Transcribe the listing below line for line, leaving every character unchanged.

(Records excerpted from a collection)
+===+

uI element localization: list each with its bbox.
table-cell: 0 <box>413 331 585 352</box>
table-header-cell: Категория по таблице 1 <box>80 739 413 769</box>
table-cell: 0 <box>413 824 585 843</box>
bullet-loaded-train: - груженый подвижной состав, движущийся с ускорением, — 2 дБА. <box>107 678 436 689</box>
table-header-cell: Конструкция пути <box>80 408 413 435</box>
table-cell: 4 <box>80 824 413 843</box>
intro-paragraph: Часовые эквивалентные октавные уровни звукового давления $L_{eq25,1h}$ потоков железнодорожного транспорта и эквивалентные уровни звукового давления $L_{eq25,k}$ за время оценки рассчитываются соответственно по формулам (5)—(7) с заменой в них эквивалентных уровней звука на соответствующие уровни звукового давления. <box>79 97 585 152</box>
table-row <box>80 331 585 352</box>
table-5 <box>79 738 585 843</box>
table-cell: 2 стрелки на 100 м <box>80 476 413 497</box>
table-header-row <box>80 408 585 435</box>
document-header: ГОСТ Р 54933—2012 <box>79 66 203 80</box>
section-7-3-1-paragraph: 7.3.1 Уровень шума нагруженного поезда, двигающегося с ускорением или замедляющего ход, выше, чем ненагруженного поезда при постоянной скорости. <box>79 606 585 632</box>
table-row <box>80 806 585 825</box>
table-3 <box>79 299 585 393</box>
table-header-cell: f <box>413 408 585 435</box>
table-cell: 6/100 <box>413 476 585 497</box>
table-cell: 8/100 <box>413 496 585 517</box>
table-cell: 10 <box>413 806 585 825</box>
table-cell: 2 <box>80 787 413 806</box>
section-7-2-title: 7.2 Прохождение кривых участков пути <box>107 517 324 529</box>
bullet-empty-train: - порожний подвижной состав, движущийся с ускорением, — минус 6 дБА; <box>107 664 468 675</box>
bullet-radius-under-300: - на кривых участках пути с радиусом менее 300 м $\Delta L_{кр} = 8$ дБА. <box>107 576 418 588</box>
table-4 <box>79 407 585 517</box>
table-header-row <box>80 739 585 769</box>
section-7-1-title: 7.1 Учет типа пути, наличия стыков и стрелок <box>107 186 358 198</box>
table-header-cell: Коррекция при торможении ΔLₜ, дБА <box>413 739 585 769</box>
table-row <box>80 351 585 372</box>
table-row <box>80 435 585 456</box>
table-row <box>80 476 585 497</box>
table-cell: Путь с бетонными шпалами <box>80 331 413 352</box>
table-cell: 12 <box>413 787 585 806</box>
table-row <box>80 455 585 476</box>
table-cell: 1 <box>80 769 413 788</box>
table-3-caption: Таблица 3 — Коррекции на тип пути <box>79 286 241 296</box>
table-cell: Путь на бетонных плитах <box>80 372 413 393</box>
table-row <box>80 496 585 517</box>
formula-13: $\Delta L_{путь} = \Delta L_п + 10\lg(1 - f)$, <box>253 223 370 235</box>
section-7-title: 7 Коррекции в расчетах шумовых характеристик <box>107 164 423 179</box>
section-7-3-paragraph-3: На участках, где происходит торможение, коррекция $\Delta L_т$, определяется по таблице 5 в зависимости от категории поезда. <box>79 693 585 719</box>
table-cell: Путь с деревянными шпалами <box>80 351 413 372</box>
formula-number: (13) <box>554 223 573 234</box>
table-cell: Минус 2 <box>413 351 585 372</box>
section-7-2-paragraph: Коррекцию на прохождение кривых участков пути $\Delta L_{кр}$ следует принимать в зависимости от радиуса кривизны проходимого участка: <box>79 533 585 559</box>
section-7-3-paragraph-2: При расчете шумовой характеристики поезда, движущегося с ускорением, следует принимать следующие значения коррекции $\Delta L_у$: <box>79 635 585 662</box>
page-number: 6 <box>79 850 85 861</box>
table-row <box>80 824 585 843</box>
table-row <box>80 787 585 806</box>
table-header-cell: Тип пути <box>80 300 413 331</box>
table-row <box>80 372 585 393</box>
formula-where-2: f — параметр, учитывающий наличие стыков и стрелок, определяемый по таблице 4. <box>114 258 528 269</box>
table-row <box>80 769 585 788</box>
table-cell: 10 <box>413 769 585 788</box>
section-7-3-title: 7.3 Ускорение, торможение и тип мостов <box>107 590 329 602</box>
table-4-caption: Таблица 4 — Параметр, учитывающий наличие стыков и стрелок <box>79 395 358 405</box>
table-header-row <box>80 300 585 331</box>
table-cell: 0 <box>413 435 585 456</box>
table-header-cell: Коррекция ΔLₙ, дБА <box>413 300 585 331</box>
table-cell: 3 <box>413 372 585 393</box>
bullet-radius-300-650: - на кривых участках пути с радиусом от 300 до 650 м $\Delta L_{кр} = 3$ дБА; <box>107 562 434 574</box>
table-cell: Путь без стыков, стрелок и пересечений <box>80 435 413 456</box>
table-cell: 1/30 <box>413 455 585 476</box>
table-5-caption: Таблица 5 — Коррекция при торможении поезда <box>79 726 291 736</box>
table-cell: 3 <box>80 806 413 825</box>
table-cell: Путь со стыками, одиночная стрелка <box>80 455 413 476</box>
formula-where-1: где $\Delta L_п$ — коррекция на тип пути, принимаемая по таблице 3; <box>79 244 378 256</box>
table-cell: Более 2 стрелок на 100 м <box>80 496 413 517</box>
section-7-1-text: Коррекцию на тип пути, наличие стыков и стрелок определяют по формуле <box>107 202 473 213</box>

+===+

-- OUTPUT FOR THIS TASK --
uI element localization: list each with its bbox.
table-cell: 0 <box>413 331 585 352</box>
table-header-cell: Категория по таблице 1 <box>80 739 413 769</box>
table-cell: 0 <box>413 824 585 843</box>
bullet-loaded-train: - груженый подвижной состав, движущийся с ускорением, — 2 дБА. <box>107 678 436 689</box>
table-header-cell: Конструкция пути <box>80 408 413 435</box>
table-cell: 4 <box>80 824 413 843</box>
intro-paragraph: Часовые эквивалентные октавные уровни звукового давления $L_{eq25,1h}$ потоков железнодорожного транспорта и эквивалентные уровни звукового давления $L_{eq25,k}$ за время оценки рассчитываются соответственно по формулам (5)—(7) с заменой в них эквивалентных уровней звука на соответствующие уровни звукового давления. <box>79 97 585 152</box>
table-row <box>80 331 585 352</box>
table-5 <box>79 738 585 843</box>
table-cell: 2 стрелки на 100 м <box>80 476 413 497</box>
table-header-row <box>80 408 585 435</box>
document-header: ГОСТ Р 54933—2012 <box>79 66 203 80</box>
section-7-3-1-paragraph: 7.3.1 Уровень шума нагруженного поезда, двигающегося с ускорением или замедляющего ход, выше, чем ненагруженного поезда при постоянной скорости. <box>79 606 585 632</box>
table-row <box>80 806 585 825</box>
table-3 <box>79 299 585 393</box>
table-header-cell: f <box>413 408 585 435</box>
table-cell: 6/100 <box>413 476 585 497</box>
table-cell: 8/100 <box>413 496 585 517</box>
table-cell: 10 <box>413 806 585 825</box>
table-cell: 2 <box>80 787 413 806</box>
section-7-2-title: 7.2 Прохождение кривых участков пути <box>107 517 324 529</box>
bullet-empty-train: - порожний подвижной состав, движущийся с ускорением, — минус 6 дБА; <box>107 664 468 675</box>
bullet-radius-under-300: - на кривых участках пути с радиусом менее 300 м $\Delta L_{кр} = 8$ дБА. <box>107 576 418 588</box>
table-4 <box>79 407 585 517</box>
table-header-row <box>80 739 585 769</box>
section-7-1-title: 7.1 Учет типа пути, наличия стыков и стрелок <box>107 186 358 198</box>
table-header-cell: Коррекция при торможении ΔLₜ, дБА <box>413 739 585 769</box>
table-row <box>80 351 585 372</box>
table-row <box>80 435 585 456</box>
table-row <box>80 476 585 497</box>
table-cell: Путь с бетонными шпалами <box>80 331 413 352</box>
table-cell: 12 <box>413 787 585 806</box>
table-row <box>80 455 585 476</box>
table-cell: 1 <box>80 769 413 788</box>
table-3-caption: Таблица 3 — Коррекции на тип пути <box>79 286 241 296</box>
table-cell: Путь на бетонных плитах <box>80 372 413 393</box>
table-row <box>80 496 585 517</box>
formula-13: $\Delta L_{путь} = \Delta L_п + 10\lg(1 - f)$, <box>253 223 370 235</box>
section-7-title: 7 Коррекции в расчетах шумовых характеристик <box>107 164 423 179</box>
section-7-3-paragraph-3: На участках, где происходит торможение, коррекция $\Delta L_т$, определяется по таблице 5 в зависимости от категории поезда. <box>79 693 585 719</box>
table-cell: Путь с деревянными шпалами <box>80 351 413 372</box>
formula-number: (13) <box>554 223 573 234</box>
table-cell: Минус 2 <box>413 351 585 372</box>
section-7-2-paragraph: Коррекцию на прохождение кривых участков пути $\Delta L_{кр}$ следует принимать в зависимости от радиуса кривизны проходимого участка: <box>79 533 585 559</box>
section-7-3-paragraph-2: При расчете шумовой характеристики поезда, движущегося с ускорением, следует принимать следующие значения коррекции $\Delta L_у$: <box>79 635 585 662</box>
page-number: 6 <box>79 850 85 861</box>
table-row <box>80 824 585 843</box>
table-row <box>80 787 585 806</box>
table-header-cell: Тип пути <box>80 300 413 331</box>
table-row <box>80 372 585 393</box>
formula-where-2: f — параметр, учитывающий наличие стыков и стрелок, определяемый по таблице 4. <box>114 258 528 269</box>
table-row <box>80 769 585 788</box>
table-cell: 10 <box>413 769 585 788</box>
section-7-3-title: 7.3 Ускорение, торможение и тип мостов <box>107 590 329 602</box>
table-4-caption: Таблица 4 — Параметр, учитывающий наличие стыков и стрелок <box>79 395 358 405</box>
table-header-row <box>80 300 585 331</box>
table-cell: 0 <box>413 435 585 456</box>
table-header-cell: Коррекция ΔLₙ, дБА <box>413 300 585 331</box>
table-cell: 3 <box>413 372 585 393</box>
bullet-radius-300-650: - на кривых участках пути с радиусом от 300 до 650 м $\Delta L_{кр} = 3$ дБА; <box>107 562 434 574</box>
table-cell: Путь без стыков, стрелок и пересечений <box>80 435 413 456</box>
table-cell: 1/30 <box>413 455 585 476</box>
table-5-caption: Таблица 5 — Коррекция при торможении поезда <box>79 726 291 736</box>
table-cell: 3 <box>80 806 413 825</box>
table-cell: Путь со стыками, одиночная стрелка <box>80 455 413 476</box>
formula-where-1: где $\Delta L_п$ — коррекция на тип пути, принимаемая по таблице 3; <box>79 244 378 256</box>
table-cell: Более 2 стрелок на 100 м <box>80 496 413 517</box>
section-7-1-text: Коррекцию на тип пути, наличие стыков и стрелок определяют по формуле <box>107 202 473 213</box>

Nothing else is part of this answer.